Goal of the exercise ▸
Show each line of the data below that has the string "terms" in it.

* * *

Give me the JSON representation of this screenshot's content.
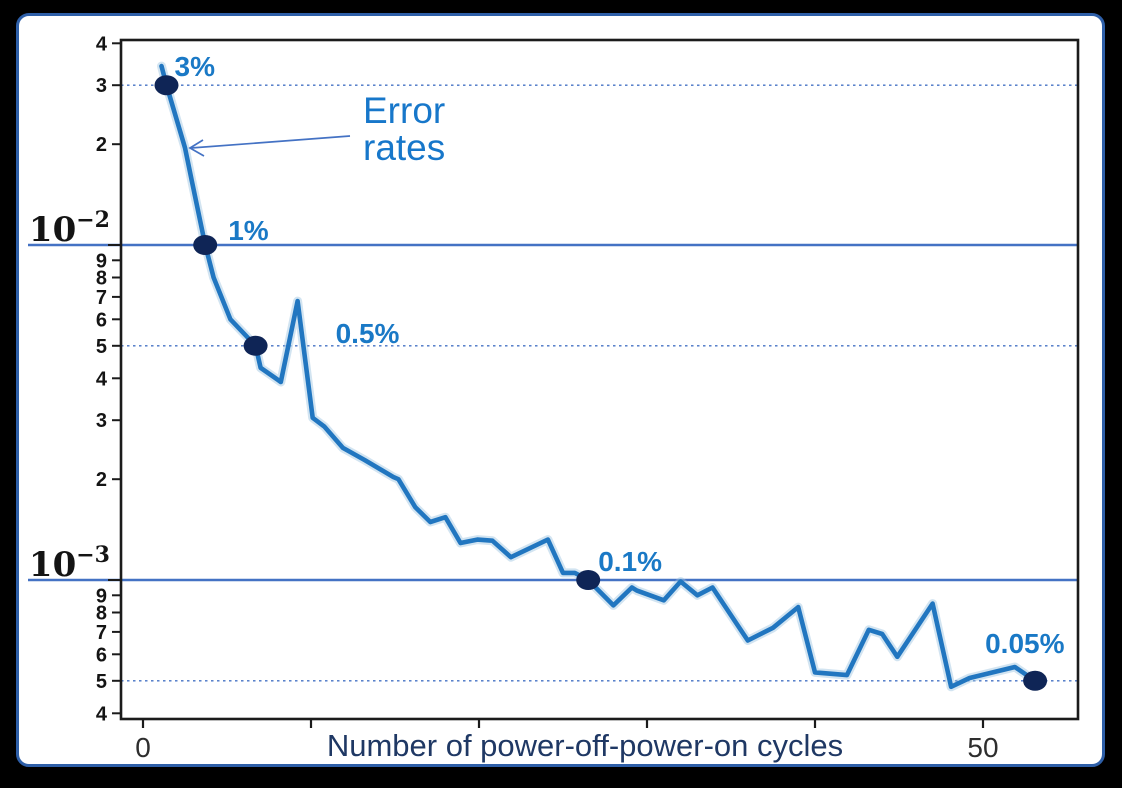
{
  "figure": {
    "background": "#000000",
    "panel_background": "#ffffff",
    "panel_border_color": "#2e5fa8"
  },
  "callout": {
    "text": "Error rates",
    "lines": [
      "Error",
      "rates"
    ],
    "color": "#1777ca"
  },
  "chart_data": {
    "type": "line",
    "title": "",
    "xlabel": "Number of power-off-power-on cycles",
    "ylabel": "",
    "y_scale": "log",
    "xlim": [
      -1.4,
      55.6
    ],
    "ylim": [
      0.00038,
      0.042
    ],
    "grid": "off",
    "legend": "none",
    "colors": {
      "line": "#2176c0",
      "line_halo": "#9cc3e0",
      "marker": "#0f2556",
      "annotation": "#1a79c6",
      "reference_line": "#4472c4",
      "axis_text": "#141414",
      "x_tick_text": "#2e2e2e",
      "xlabel_text": "#1f3864",
      "frame": "#1b1b1b"
    },
    "x_axis": {
      "ticks": [
        {
          "value": 0,
          "label": "0"
        },
        {
          "value": 10,
          "label": ""
        },
        {
          "value": 20,
          "label": ""
        },
        {
          "value": 30,
          "label": ""
        },
        {
          "value": 40,
          "label": ""
        },
        {
          "value": 50,
          "label": "50"
        }
      ]
    },
    "y_axis": {
      "ticks": [
        {
          "value": 0.04,
          "label": "4",
          "kind": "minor"
        },
        {
          "value": 0.03,
          "label": "3",
          "kind": "minor"
        },
        {
          "value": 0.02,
          "label": "2",
          "kind": "minor"
        },
        {
          "value": 0.01,
          "label": "10",
          "exp": "−2",
          "kind": "decade"
        },
        {
          "value": 0.009,
          "label": "9",
          "kind": "minor"
        },
        {
          "value": 0.008,
          "label": "8",
          "kind": "minor"
        },
        {
          "value": 0.007,
          "label": "7",
          "kind": "minor"
        },
        {
          "value": 0.006,
          "label": "6",
          "kind": "minor"
        },
        {
          "value": 0.005,
          "label": "5",
          "kind": "minor"
        },
        {
          "value": 0.004,
          "label": "4",
          "kind": "minor"
        },
        {
          "value": 0.003,
          "label": "3",
          "kind": "minor"
        },
        {
          "value": 0.002,
          "label": "2",
          "kind": "minor"
        },
        {
          "value": 0.001,
          "label": "10",
          "exp": "−3",
          "kind": "decade"
        },
        {
          "value": 0.0009,
          "label": "9",
          "kind": "minor"
        },
        {
          "value": 0.0008,
          "label": "8",
          "kind": "minor"
        },
        {
          "value": 0.0007,
          "label": "7",
          "kind": "minor"
        },
        {
          "value": 0.0006,
          "label": "6",
          "kind": "minor"
        },
        {
          "value": 0.0005,
          "label": "5",
          "kind": "minor"
        },
        {
          "value": 0.0004,
          "label": "4",
          "kind": "minor"
        }
      ]
    },
    "reference_lines": {
      "solid": [
        0.01,
        0.001
      ],
      "dotted": [
        0.03,
        0.005,
        0.0005
      ]
    },
    "series": [
      {
        "name": "Error rates",
        "color": "#2176c0",
        "points": [
          [
            1.1,
            0.0342
          ],
          [
            1.4,
            0.03
          ],
          [
            2.5,
            0.0195
          ],
          [
            2.9,
            0.0156
          ],
          [
            3.7,
            0.01
          ],
          [
            4.2,
            0.008
          ],
          [
            5.2,
            0.006
          ],
          [
            6.7,
            0.005
          ],
          [
            7.0,
            0.0043
          ],
          [
            7.9,
            0.004
          ],
          [
            8.2,
            0.0039
          ],
          [
            9.2,
            0.0068
          ],
          [
            10.1,
            0.00305
          ],
          [
            10.8,
            0.00287
          ],
          [
            11.9,
            0.00248
          ],
          [
            13.2,
            0.00228
          ],
          [
            14.9,
            0.00203
          ],
          [
            15.2,
            0.002
          ],
          [
            16.2,
            0.00165
          ],
          [
            17.1,
            0.00149
          ],
          [
            18.0,
            0.00154
          ],
          [
            18.9,
            0.00129
          ],
          [
            19.9,
            0.00132
          ],
          [
            20.8,
            0.00131
          ],
          [
            21.9,
            0.00117
          ],
          [
            24.1,
            0.00132
          ],
          [
            25.0,
            0.00105
          ],
          [
            25.7,
            0.00105
          ],
          [
            26.5,
            0.001
          ],
          [
            28.0,
            0.00084
          ],
          [
            29.1,
            0.00095
          ],
          [
            29.4,
            0.00093
          ],
          [
            31.0,
            0.00087
          ],
          [
            32.0,
            0.00099
          ],
          [
            33.0,
            0.0009
          ],
          [
            33.9,
            0.00095
          ],
          [
            36.0,
            0.00066
          ],
          [
            37.5,
            0.00072
          ],
          [
            39.0,
            0.00083
          ],
          [
            40.0,
            0.00053
          ],
          [
            41.9,
            0.00052
          ],
          [
            43.2,
            0.00071
          ],
          [
            44.0,
            0.00069
          ],
          [
            44.9,
            0.00059
          ],
          [
            47.0,
            0.00085
          ],
          [
            48.1,
            0.00048
          ],
          [
            49.2,
            0.00051
          ],
          [
            51.9,
            0.00055
          ],
          [
            53.1,
            0.0005
          ]
        ]
      }
    ],
    "markers": [
      {
        "cycle": 1.4,
        "rate": 0.03,
        "label": "3%",
        "label_offset": [
          8,
          -9
        ]
      },
      {
        "cycle": 3.7,
        "rate": 0.01,
        "label": "1%",
        "label_offset": [
          23,
          -5
        ]
      },
      {
        "cycle": 6.7,
        "rate": 0.005,
        "label": "0.5%",
        "label_offset": [
          80,
          -3
        ]
      },
      {
        "cycle": 26.5,
        "rate": 0.001,
        "label": "0.1%",
        "label_offset": [
          10,
          -9
        ]
      },
      {
        "cycle": 53.1,
        "rate": 0.0005,
        "label": "0.05%",
        "label_offset": [
          -50,
          -28
        ]
      }
    ]
  }
}
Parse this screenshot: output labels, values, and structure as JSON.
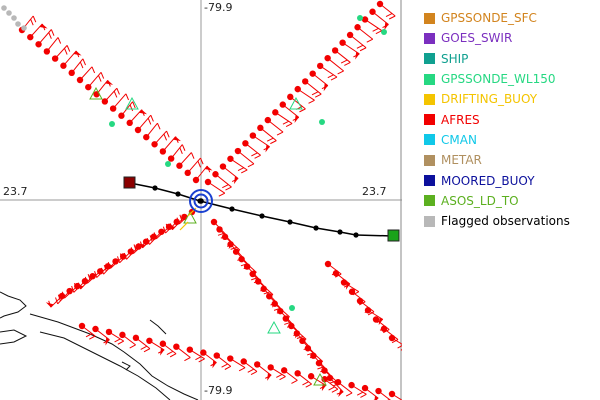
{
  "map": {
    "longitude_top": "-79.9",
    "longitude_bottom": "-79.9",
    "latitude_left": "23.7",
    "latitude_right": "23.7"
  },
  "legend": [
    {
      "label": "GPSSONDE_SFC",
      "color": "#d2841e"
    },
    {
      "label": "GOES_SWIR",
      "color": "#7b2fbf"
    },
    {
      "label": "SHIP",
      "color": "#10a090"
    },
    {
      "label": "GPSSONDE_WL150",
      "color": "#26d882"
    },
    {
      "label": "DRIFTING_BUOY",
      "color": "#f4c400"
    },
    {
      "label": "AFRES",
      "color": "#f20000"
    },
    {
      "label": "CMAN",
      "color": "#10c8e8"
    },
    {
      "label": "METAR",
      "color": "#b09060"
    },
    {
      "label": "MOORED_BUOY",
      "color": "#0c109c"
    },
    {
      "label": "ASOS_LD_TO",
      "color": "#5cb020"
    },
    {
      "label": "Flagged observations",
      "color": "#b8b8b8"
    }
  ]
}
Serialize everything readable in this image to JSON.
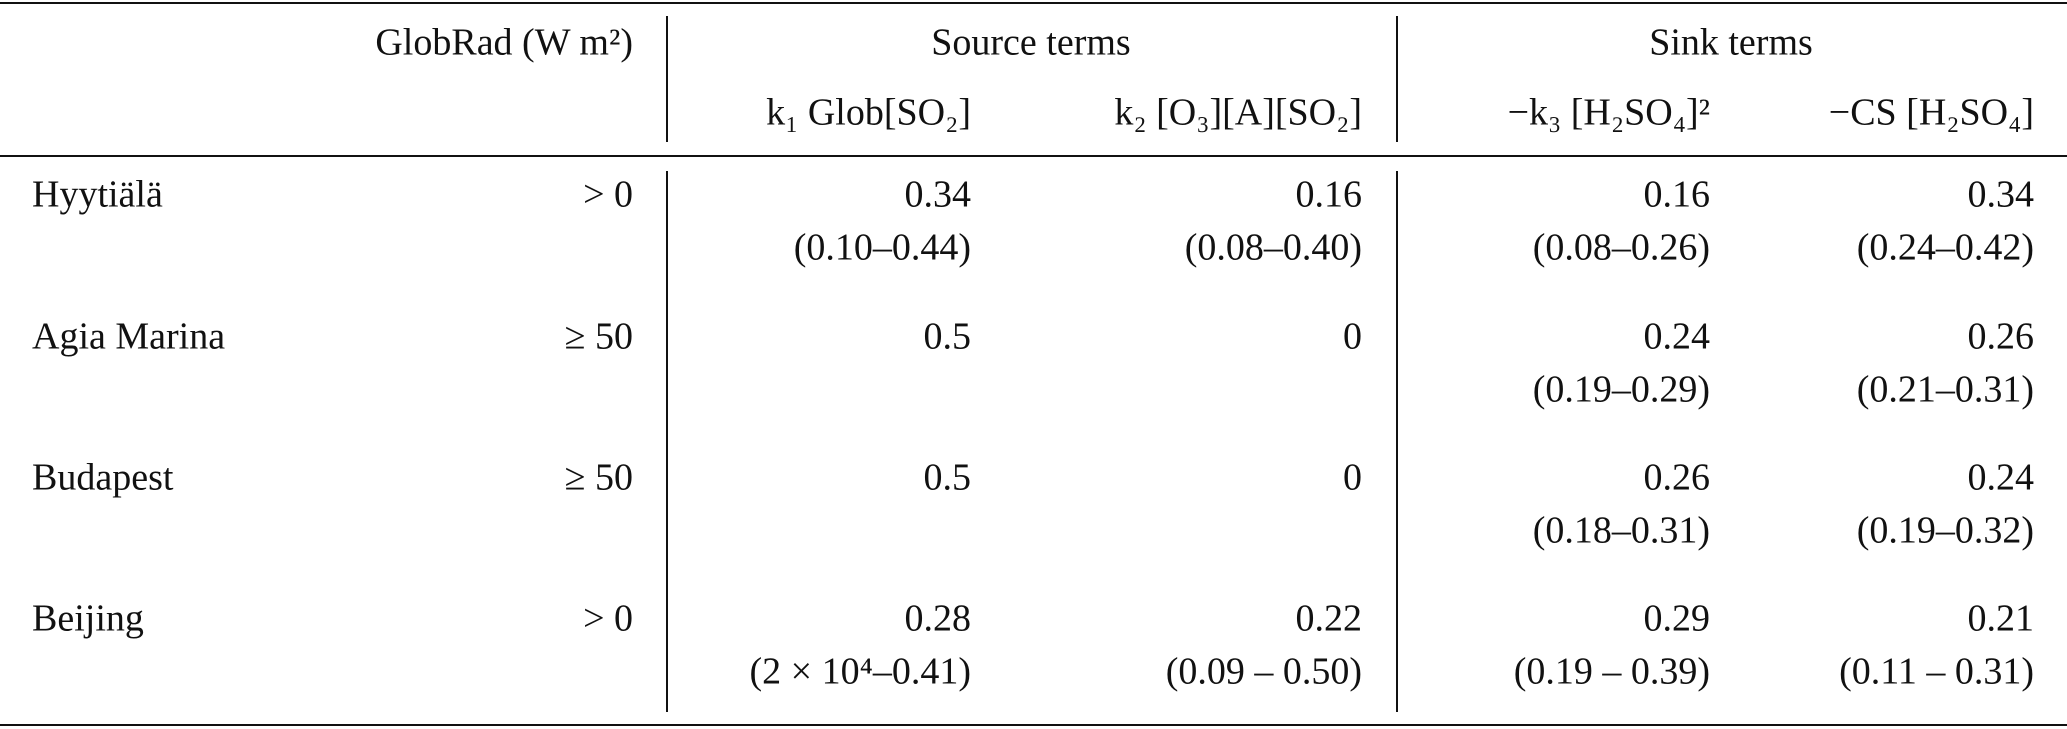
{
  "header": {
    "globrad": "GlobRad (W m²)",
    "source_group": "Source terms",
    "sink_group": "Sink terms",
    "columns": [
      "k₁ Glob[SO₂]",
      "k₂ [O₃][A][SO₂]",
      "−k₃ [H₂SO₄]²",
      "−CS [H₂SO₄]"
    ]
  },
  "table": {
    "rows": [
      {
        "site": "Hyytiälä",
        "condition": "> 0",
        "cells": [
          {
            "value": "0.34",
            "range": "(0.10–0.44)"
          },
          {
            "value": "0.16",
            "range": "(0.08–0.40)"
          },
          {
            "value": "0.16",
            "range": "(0.08–0.26)"
          },
          {
            "value": "0.34",
            "range": "(0.24–0.42)"
          }
        ]
      },
      {
        "site": "Agia Marina",
        "condition": "≥ 50",
        "cells": [
          {
            "value": "0.5"
          },
          {
            "value": "0"
          },
          {
            "value": "0.24",
            "range": "(0.19–0.29)"
          },
          {
            "value": "0.26",
            "range": "(0.21–0.31)"
          }
        ]
      },
      {
        "site": "Budapest",
        "condition": "≥ 50",
        "cells": [
          {
            "value": "0.5"
          },
          {
            "value": "0"
          },
          {
            "value": "0.26",
            "range": "(0.18–0.31)"
          },
          {
            "value": "0.24",
            "range": "(0.19–0.32)"
          }
        ]
      },
      {
        "site": "Beijing",
        "condition": "> 0",
        "cells": [
          {
            "value": "0.28",
            "range": "(2 × 10⁴–0.41)"
          },
          {
            "value": "0.22",
            "range": "(0.09 – 0.50)"
          },
          {
            "value": "0.29",
            "range": "(0.19 – 0.39)"
          },
          {
            "value": "0.21",
            "range": "(0.11 – 0.31)"
          }
        ]
      }
    ]
  }
}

* * *

Task response ▸
    "source_group": "Source terms",
    "sink_group": "Sink terms",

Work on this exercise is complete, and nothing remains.